(DOCUMENT EXCERPT)

Saved prompts can be loaded in two places:

  • Article creation — In Custom prompt mode, click the library icon to browse and select a prompt.
  • Content autopilot tasks — In each task's prompt section, click the library icon to load a prompt into a textarea.

Prompt templates

A Prompt Template is a curated set of prompts from your library. Assign a template to a content autopilot task, and the bot will randomly pick one prompt from the set on each run — providing content variety without manual effort.

Creating a prompt template

  1. Go to the Prompt Templates tab and click + Prompt template.
  2. Name your template
    Give it a descriptive name (e.g., "Tech SEO Articles", "Product Reviews").
  3. Select prompts from your library
    Browse the list of available prompts. Click to select or deselect. Use the search field to filter by name or content.
  4. Save
    The template is now available in the content autopilot task editor.
How it works at runtime
When a content autopilot task runs, the bot fetches the template's prompts and randomly picks one. Each run may produce content from a different prompt, creating natural topic variety across your published articles.

Using prompt templates in content autopilots

  1. Open the content autopilot editor and navigate to a task.
  2. Click Use prompt template below the prompt mode selector.

(End DOCUMENT EXCERPT)
(RECORDS PROVIDED)

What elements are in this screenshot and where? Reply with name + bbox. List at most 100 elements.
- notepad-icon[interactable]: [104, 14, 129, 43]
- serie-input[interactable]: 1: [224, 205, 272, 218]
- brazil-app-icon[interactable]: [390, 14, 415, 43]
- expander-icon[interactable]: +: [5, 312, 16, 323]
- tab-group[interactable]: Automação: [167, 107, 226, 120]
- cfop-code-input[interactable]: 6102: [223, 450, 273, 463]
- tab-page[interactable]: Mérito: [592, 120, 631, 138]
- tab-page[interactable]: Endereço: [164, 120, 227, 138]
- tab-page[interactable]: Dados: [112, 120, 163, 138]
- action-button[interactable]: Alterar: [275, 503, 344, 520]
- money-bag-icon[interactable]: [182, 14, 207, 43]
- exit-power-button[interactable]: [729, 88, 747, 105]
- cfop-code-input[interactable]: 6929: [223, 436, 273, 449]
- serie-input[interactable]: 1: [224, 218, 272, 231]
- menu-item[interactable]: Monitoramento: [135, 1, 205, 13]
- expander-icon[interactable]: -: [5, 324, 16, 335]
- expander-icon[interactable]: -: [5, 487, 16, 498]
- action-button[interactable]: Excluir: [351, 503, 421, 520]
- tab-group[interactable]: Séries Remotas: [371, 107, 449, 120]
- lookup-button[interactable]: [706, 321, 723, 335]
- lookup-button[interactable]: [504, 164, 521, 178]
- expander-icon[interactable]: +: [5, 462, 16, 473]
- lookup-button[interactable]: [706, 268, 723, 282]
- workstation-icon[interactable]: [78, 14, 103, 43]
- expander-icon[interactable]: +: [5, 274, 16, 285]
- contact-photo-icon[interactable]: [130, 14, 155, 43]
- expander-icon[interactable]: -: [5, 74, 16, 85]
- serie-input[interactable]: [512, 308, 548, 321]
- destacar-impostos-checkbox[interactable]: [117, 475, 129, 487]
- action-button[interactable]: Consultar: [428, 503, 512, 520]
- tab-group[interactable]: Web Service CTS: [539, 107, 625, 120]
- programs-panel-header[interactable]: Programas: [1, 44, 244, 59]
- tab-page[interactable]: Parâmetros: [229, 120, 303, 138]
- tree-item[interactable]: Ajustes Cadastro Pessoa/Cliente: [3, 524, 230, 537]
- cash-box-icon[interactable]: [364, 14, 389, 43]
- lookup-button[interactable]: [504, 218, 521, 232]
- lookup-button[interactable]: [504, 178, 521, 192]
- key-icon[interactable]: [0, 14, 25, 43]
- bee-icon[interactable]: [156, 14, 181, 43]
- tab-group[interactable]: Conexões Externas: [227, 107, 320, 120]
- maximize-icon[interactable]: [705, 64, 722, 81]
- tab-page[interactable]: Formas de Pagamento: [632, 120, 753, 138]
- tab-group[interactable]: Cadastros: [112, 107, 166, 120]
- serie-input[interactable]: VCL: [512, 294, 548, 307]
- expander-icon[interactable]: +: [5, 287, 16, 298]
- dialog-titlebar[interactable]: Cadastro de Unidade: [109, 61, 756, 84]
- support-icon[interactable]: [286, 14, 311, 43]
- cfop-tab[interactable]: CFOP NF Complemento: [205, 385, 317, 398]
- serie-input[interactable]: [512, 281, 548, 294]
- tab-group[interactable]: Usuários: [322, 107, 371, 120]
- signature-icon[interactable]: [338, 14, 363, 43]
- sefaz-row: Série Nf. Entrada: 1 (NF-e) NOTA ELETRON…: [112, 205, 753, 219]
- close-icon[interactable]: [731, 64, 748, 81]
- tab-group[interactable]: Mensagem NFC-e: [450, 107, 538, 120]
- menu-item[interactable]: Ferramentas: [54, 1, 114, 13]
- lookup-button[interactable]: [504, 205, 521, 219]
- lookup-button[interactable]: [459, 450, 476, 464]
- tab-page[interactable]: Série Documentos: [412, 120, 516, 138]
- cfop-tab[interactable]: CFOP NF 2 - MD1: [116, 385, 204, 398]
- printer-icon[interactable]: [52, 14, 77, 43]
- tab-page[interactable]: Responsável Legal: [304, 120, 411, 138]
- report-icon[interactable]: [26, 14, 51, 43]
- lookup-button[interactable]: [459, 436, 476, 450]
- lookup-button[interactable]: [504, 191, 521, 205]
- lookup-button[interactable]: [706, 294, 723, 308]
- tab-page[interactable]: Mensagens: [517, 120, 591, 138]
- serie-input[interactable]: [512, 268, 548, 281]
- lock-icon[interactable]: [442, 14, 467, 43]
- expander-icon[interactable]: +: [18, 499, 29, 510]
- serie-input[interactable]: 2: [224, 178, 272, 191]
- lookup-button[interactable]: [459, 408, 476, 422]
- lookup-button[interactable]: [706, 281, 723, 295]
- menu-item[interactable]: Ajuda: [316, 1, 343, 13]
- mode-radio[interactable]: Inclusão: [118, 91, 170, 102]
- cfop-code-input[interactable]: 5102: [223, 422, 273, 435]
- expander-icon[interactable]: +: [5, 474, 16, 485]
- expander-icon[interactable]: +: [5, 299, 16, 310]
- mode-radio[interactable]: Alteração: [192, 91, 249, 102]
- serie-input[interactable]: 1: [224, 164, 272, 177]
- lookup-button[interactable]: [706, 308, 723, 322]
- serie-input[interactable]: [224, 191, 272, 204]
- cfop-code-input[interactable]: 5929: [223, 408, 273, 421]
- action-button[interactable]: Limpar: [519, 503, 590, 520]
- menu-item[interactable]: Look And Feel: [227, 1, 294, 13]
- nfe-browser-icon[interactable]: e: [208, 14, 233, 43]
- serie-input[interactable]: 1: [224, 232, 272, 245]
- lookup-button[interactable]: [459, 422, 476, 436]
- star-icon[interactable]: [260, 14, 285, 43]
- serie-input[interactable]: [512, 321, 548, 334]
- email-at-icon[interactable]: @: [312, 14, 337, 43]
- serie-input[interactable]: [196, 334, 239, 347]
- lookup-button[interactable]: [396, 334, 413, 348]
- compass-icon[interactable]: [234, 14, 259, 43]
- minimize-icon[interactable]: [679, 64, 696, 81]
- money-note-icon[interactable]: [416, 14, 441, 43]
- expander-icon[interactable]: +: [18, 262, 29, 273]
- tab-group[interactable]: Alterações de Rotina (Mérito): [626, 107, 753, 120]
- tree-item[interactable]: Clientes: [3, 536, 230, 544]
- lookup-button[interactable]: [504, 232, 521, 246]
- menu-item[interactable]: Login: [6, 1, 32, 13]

(End RECORDS PROVIDED)

### TO DO:
A - According to the prompt templates text, what does the bot do with a template's prompts when a content autopilot task runs?
B - Decide whether each statement agrees with the prompt templates text. Answer yes or no for each, and quote the words of the text that decide it.
(i) Saved prompts can be loaded in three places.
(ii) While selecting prompts for a template, the search field filters prompts by name or content.
(iii) The Use prompt template button sits above the prompt mode selector.

### ANSWERS FOR THE TASKS:
A - It fetches the template's prompts and randomly picks one.

B -
(i) No: "Saved prompts can be loaded in two places"
(ii) Yes: "Use the search field to filter by name or content."
(iii) No: "Click Use prompt template below the prompt mode selector."